## Goal:
Transcribe every entry word for word. Skip the pictures.

--------------------------------------------------

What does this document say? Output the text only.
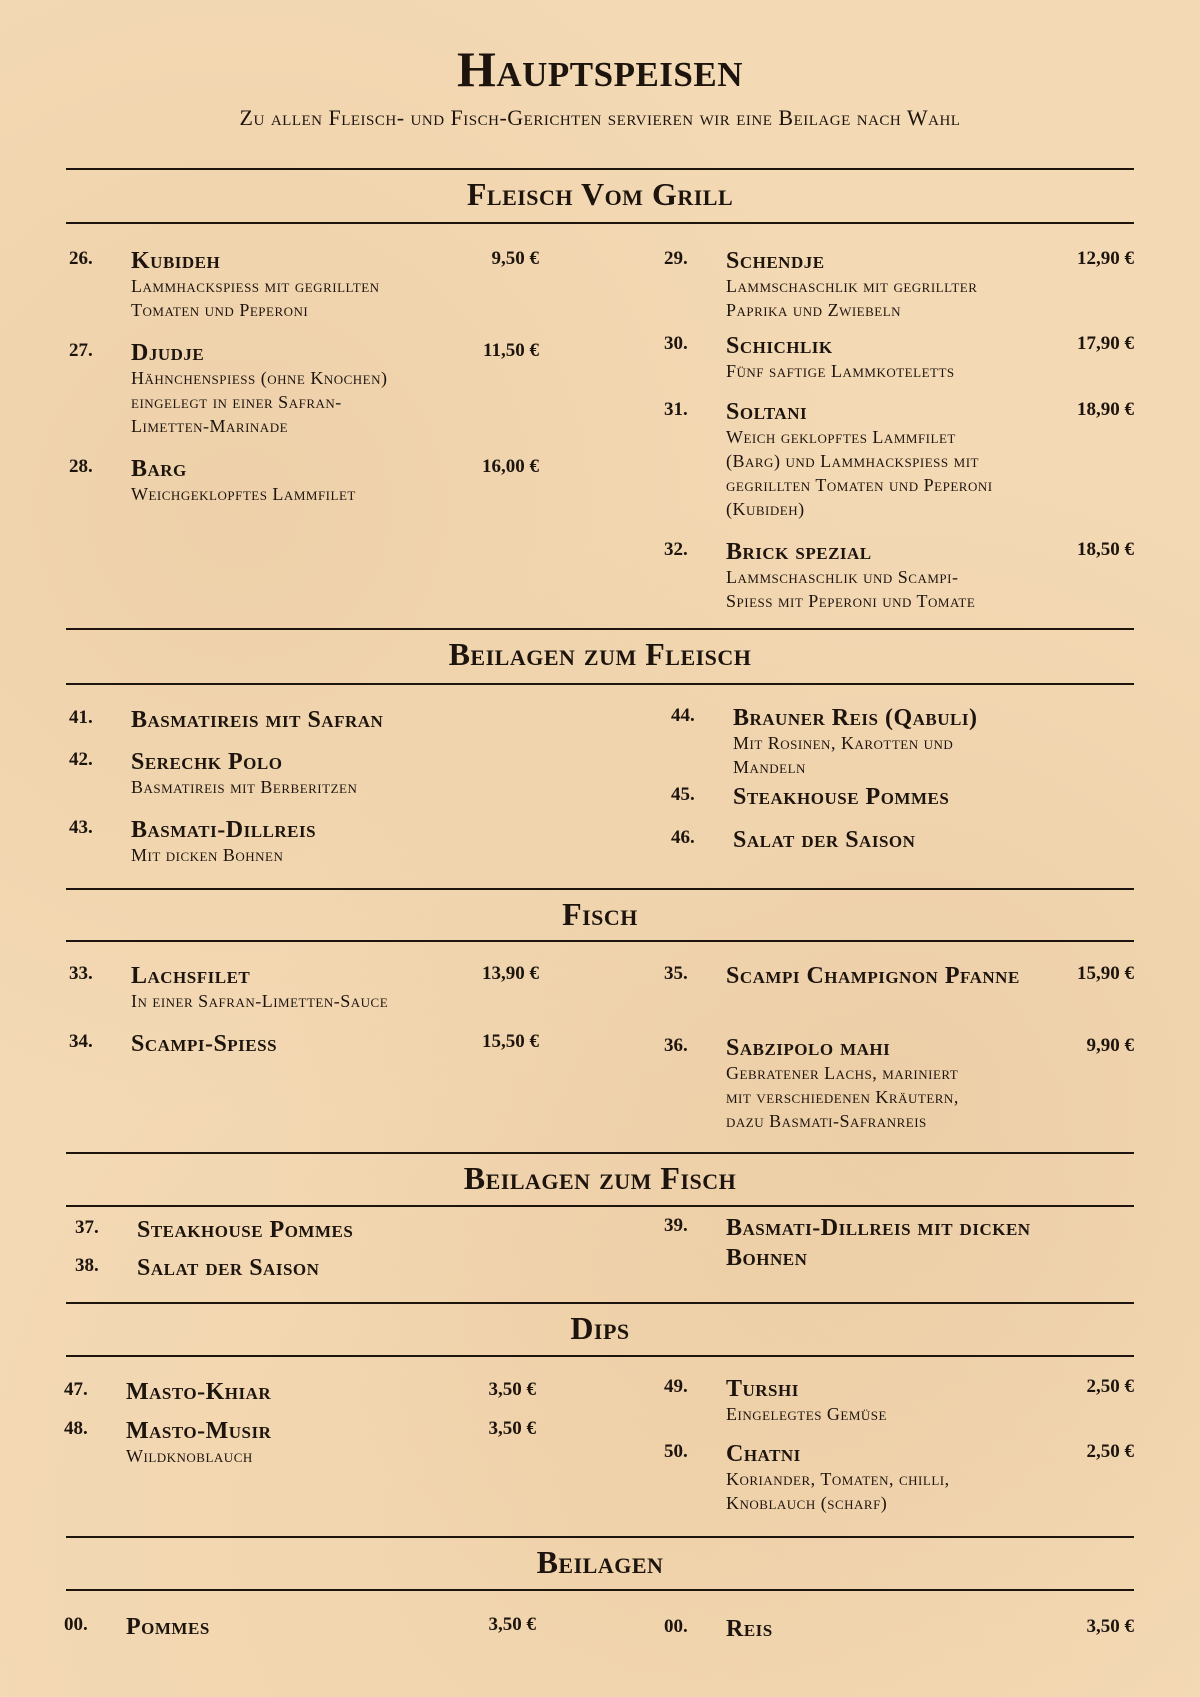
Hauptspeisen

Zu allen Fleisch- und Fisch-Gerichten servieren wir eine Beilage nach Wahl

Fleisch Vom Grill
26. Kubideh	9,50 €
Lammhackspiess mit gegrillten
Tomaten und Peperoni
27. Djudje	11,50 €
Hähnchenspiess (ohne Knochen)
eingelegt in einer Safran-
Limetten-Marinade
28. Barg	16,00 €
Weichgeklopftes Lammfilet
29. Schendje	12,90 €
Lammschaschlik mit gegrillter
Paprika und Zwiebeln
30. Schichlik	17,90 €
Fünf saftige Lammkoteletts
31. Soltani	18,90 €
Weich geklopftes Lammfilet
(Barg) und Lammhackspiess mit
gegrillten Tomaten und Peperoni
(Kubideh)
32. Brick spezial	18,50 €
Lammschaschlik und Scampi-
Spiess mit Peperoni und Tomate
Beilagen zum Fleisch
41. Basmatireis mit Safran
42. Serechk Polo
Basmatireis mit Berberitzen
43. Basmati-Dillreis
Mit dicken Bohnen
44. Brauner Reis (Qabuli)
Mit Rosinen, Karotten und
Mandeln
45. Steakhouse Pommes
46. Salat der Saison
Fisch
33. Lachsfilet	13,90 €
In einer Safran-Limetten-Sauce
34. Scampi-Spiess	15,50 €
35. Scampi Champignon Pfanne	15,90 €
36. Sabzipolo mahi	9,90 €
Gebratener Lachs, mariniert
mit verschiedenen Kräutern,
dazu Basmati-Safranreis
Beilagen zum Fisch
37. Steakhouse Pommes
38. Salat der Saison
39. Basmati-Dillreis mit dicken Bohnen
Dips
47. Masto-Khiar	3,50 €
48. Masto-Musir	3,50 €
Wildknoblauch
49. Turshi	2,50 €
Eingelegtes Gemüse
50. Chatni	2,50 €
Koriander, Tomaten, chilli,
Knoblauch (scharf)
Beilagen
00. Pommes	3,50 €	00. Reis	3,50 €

--------------------------------------------------

## Worked answer:
What does this document say? Output the text only.
Hauptspeisen

Zu allen Fleisch- und Fisch-Gerichten servieren wir eine Beilage nach Wahl

Fleisch Vom Grill
26. Kubideh	9,50 €
Lammhackspiess mit gegrillten
Tomaten und Peperoni
27. Djudje	11,50 €
Hähnchenspiess (ohne Knochen)
eingelegt in einer Safran-
Limetten-Marinade
28. Barg	16,00 €
Weichgeklopftes Lammfilet
29. Schendje	12,90 €
Lammschaschlik mit gegrillter
Paprika und Zwiebeln
30. Schichlik	17,90 €
Fünf saftige Lammkoteletts
31. Soltani	18,90 €
Weich geklopftes Lammfilet
(Barg) und Lammhackspiess mit
gegrillten Tomaten und Peperoni
(Kubideh)
32. Brick spezial	18,50 €
Lammschaschlik und Scampi-
Spiess mit Peperoni und Tomate
Beilagen zum Fleisch
41. Basmatireis mit Safran
42. Serechk Polo
Basmatireis mit Berberitzen
43. Basmati-Dillreis
Mit dicken Bohnen
44. Brauner Reis (Qabuli)
Mit Rosinen, Karotten und
Mandeln
45. Steakhouse Pommes
46. Salat der Saison
Fisch
33. Lachsfilet	13,90 €
In einer Safran-Limetten-Sauce
34. Scampi-Spiess	15,50 €
35. Scampi Champignon Pfanne	15,90 €
36. Sabzipolo mahi	9,90 €
Gebratener Lachs, mariniert
mit verschiedenen Kräutern,
dazu Basmati-Safranreis
Beilagen zum Fisch
37. Steakhouse Pommes
38. Salat der Saison
39. Basmati-Dillreis mit dicken Bohnen
Dips
47. Masto-Khiar	3,50 €
48. Masto-Musir	3,50 €
Wildknoblauch
49. Turshi	2,50 €
Eingelegtes Gemüse
50. Chatni	2,50 €
Koriander, Tomaten, chilli,
Knoblauch (scharf)
Beilagen
00. Pommes	3,50 €	00. Reis	3,50 €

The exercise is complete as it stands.